» Problem description
Select and copy out every line in the records containing "eines".

» Record excerpts
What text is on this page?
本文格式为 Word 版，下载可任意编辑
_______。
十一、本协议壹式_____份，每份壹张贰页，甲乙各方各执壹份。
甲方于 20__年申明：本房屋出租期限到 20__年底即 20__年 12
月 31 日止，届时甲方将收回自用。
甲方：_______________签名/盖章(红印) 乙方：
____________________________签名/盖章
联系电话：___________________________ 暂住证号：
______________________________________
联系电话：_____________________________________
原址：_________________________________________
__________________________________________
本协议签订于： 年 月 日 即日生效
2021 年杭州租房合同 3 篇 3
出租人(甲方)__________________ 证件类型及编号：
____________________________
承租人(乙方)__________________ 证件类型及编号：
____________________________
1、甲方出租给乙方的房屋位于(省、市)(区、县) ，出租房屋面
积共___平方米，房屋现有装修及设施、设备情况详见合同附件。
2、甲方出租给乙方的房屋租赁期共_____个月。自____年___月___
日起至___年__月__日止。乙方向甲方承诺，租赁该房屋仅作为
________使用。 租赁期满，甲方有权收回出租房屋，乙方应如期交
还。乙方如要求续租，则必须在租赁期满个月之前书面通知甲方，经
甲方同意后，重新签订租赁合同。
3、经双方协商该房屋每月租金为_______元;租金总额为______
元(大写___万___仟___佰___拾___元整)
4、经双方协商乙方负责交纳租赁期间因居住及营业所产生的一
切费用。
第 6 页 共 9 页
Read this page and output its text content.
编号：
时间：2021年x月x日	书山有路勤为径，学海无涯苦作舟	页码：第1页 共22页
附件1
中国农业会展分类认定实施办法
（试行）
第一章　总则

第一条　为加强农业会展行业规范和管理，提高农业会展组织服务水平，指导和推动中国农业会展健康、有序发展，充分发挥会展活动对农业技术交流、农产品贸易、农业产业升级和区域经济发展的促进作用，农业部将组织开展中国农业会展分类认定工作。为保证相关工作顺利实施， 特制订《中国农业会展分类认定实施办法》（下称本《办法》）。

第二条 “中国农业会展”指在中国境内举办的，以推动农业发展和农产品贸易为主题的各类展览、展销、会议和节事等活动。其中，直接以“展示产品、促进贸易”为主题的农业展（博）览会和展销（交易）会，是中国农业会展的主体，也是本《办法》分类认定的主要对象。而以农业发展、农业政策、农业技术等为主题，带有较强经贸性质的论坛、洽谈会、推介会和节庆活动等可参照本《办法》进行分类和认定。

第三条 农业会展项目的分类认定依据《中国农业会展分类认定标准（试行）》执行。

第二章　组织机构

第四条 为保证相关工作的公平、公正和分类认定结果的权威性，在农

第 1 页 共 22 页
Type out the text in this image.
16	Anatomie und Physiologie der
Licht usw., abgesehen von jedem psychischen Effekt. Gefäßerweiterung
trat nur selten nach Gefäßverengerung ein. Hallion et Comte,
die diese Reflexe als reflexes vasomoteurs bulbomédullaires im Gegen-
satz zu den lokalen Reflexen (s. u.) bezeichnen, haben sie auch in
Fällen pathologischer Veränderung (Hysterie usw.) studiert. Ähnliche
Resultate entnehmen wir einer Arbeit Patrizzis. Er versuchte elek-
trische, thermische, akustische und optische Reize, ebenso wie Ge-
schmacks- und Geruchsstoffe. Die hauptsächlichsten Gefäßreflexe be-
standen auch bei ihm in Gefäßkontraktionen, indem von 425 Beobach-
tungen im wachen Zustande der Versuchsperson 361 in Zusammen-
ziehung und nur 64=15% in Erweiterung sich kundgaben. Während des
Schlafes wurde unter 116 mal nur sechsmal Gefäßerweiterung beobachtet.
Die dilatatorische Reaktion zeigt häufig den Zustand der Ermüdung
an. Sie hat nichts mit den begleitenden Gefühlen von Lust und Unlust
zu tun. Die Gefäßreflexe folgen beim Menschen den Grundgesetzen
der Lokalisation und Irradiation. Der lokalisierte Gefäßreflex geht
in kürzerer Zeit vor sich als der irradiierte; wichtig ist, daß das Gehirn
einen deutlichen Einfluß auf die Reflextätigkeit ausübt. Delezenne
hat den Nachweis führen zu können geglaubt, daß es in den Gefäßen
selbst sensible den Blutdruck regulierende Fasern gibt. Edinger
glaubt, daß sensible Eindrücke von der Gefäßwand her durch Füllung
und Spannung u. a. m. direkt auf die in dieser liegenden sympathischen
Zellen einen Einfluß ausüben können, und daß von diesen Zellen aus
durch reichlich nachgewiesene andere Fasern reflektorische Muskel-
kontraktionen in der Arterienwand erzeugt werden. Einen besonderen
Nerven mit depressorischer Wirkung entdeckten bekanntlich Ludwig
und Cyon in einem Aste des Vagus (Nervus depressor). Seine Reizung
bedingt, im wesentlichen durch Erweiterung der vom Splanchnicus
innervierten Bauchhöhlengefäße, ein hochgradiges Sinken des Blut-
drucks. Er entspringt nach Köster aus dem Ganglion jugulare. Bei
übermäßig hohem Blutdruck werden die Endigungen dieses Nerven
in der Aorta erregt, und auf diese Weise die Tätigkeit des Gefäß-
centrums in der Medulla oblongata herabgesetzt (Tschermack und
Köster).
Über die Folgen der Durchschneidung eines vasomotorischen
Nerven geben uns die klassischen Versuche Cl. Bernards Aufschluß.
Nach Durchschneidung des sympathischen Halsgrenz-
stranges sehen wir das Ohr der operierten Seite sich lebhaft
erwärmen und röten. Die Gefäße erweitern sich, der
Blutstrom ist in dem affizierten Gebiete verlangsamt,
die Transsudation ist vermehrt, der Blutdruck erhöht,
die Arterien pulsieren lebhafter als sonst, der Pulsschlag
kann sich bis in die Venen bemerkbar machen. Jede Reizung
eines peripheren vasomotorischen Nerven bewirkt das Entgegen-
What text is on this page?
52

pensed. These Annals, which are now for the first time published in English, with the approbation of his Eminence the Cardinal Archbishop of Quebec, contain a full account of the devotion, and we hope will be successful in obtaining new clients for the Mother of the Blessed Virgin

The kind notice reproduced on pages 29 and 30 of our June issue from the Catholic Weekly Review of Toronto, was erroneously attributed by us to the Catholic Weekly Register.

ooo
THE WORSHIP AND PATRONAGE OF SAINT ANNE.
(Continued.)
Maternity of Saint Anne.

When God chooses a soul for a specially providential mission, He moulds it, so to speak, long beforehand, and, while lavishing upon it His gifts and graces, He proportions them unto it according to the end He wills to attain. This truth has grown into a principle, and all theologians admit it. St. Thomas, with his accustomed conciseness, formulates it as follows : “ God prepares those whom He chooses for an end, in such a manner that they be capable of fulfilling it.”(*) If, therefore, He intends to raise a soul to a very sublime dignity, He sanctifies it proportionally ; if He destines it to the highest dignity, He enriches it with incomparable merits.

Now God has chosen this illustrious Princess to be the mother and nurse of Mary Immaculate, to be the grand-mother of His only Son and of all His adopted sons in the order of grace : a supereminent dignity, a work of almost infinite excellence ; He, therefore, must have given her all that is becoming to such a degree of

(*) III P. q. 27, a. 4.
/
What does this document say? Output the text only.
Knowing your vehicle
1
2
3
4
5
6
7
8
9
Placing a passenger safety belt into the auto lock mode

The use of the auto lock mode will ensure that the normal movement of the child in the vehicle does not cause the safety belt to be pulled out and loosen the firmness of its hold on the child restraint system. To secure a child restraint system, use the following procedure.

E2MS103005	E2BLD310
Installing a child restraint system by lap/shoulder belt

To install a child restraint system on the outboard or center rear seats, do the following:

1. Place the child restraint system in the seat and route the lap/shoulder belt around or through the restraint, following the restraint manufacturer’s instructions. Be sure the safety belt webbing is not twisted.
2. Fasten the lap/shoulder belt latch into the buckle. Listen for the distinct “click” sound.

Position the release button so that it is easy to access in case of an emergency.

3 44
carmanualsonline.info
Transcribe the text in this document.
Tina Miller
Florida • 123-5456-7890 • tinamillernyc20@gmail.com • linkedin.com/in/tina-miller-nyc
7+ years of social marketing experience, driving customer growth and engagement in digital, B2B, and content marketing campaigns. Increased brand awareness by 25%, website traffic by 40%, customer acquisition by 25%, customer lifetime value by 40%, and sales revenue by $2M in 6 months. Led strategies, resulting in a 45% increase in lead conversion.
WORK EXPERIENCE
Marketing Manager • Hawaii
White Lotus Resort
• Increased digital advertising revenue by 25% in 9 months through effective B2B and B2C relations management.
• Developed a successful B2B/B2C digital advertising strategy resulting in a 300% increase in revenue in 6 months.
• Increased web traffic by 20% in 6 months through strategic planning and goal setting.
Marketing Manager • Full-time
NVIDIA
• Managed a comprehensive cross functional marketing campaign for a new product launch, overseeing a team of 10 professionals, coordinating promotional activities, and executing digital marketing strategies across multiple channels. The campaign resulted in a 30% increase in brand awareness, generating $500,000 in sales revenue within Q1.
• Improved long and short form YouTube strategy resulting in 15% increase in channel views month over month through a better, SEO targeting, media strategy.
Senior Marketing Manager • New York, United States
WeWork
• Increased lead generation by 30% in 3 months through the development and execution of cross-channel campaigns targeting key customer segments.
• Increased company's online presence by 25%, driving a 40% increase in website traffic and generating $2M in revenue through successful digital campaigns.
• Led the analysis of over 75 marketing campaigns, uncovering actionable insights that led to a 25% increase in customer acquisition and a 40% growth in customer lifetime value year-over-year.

» The completed task
Über die Folgen der Durchschneidung eines vasomotorischen
eines peripheren vasomotorischen Nerven bewirkt das Entgegen-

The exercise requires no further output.